Work to complete –
Copy each line where the word "this" occurs.
####
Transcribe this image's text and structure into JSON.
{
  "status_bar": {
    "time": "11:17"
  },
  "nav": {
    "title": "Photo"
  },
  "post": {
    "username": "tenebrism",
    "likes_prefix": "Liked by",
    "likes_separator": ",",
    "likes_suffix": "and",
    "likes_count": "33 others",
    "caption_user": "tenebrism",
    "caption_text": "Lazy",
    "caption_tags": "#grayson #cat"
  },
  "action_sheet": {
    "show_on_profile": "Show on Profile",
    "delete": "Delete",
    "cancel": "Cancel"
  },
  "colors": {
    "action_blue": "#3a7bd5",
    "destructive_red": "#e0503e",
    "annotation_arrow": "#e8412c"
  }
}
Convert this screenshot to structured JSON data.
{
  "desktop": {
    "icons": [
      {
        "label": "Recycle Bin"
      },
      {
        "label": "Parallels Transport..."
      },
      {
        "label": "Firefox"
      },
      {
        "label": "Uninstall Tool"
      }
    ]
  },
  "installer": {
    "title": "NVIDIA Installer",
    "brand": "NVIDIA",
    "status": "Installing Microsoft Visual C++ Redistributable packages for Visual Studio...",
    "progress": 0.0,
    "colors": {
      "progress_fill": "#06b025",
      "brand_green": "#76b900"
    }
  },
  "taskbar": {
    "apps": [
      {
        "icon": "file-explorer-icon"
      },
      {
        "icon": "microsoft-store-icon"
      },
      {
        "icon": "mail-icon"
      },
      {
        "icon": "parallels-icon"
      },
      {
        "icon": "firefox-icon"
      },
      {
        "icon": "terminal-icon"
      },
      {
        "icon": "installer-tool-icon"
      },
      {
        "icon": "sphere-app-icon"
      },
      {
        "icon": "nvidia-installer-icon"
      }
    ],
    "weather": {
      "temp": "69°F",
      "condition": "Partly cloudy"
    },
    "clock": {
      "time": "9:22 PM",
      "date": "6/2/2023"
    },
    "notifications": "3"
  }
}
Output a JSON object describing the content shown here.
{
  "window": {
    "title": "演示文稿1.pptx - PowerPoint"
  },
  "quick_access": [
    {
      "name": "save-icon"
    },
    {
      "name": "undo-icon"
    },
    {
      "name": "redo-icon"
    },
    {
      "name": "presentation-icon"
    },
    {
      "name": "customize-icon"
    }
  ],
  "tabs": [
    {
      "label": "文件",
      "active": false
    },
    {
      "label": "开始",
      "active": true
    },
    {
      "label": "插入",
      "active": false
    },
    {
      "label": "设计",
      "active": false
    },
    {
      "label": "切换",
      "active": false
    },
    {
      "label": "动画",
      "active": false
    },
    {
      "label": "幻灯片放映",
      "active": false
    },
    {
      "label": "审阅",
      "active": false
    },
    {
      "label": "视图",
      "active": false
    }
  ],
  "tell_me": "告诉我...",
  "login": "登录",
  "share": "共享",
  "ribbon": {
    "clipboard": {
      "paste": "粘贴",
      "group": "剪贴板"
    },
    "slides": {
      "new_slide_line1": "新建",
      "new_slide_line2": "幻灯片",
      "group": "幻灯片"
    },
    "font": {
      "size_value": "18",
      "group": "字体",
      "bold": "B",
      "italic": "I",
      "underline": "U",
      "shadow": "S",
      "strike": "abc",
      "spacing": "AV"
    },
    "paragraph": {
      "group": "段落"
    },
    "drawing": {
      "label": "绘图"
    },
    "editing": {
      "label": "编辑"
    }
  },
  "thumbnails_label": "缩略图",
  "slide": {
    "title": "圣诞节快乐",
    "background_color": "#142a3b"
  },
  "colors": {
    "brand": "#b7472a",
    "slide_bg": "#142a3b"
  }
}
####
Expected output –
Transcribe this image's text and structure into JSON.
Convert this screenshot to structured JSON data.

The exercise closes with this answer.